▶ **Exercise objective**
In the entries that follow, find the word "lavoro" and report each line it is on.
------------------------------------------------------------------------
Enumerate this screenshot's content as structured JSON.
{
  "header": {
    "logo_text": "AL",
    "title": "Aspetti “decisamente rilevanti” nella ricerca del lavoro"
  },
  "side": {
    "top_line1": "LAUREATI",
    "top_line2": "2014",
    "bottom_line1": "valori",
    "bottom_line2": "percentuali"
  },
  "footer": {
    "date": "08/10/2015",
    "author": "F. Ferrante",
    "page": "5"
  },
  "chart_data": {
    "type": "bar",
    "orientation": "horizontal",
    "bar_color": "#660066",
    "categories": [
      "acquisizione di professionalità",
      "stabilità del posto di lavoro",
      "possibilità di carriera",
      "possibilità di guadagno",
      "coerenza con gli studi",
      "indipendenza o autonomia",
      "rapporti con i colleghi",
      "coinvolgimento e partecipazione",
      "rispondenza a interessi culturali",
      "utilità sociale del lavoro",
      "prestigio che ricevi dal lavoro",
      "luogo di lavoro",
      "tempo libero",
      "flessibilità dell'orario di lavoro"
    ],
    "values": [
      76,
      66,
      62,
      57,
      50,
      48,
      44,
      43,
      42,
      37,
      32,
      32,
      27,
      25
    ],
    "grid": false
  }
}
------------------------------------------------------------------------
▶ **The output**
    "title": "Aspetti “decisamente rilevanti” nella ricerca del lavoro"
      "stabilità del posto di lavoro",
      "utilità sociale del lavoro",
      "prestigio che ricevi dal lavoro",
      "luogo di lavoro",
      "flessibilità dell'orario di lavoro"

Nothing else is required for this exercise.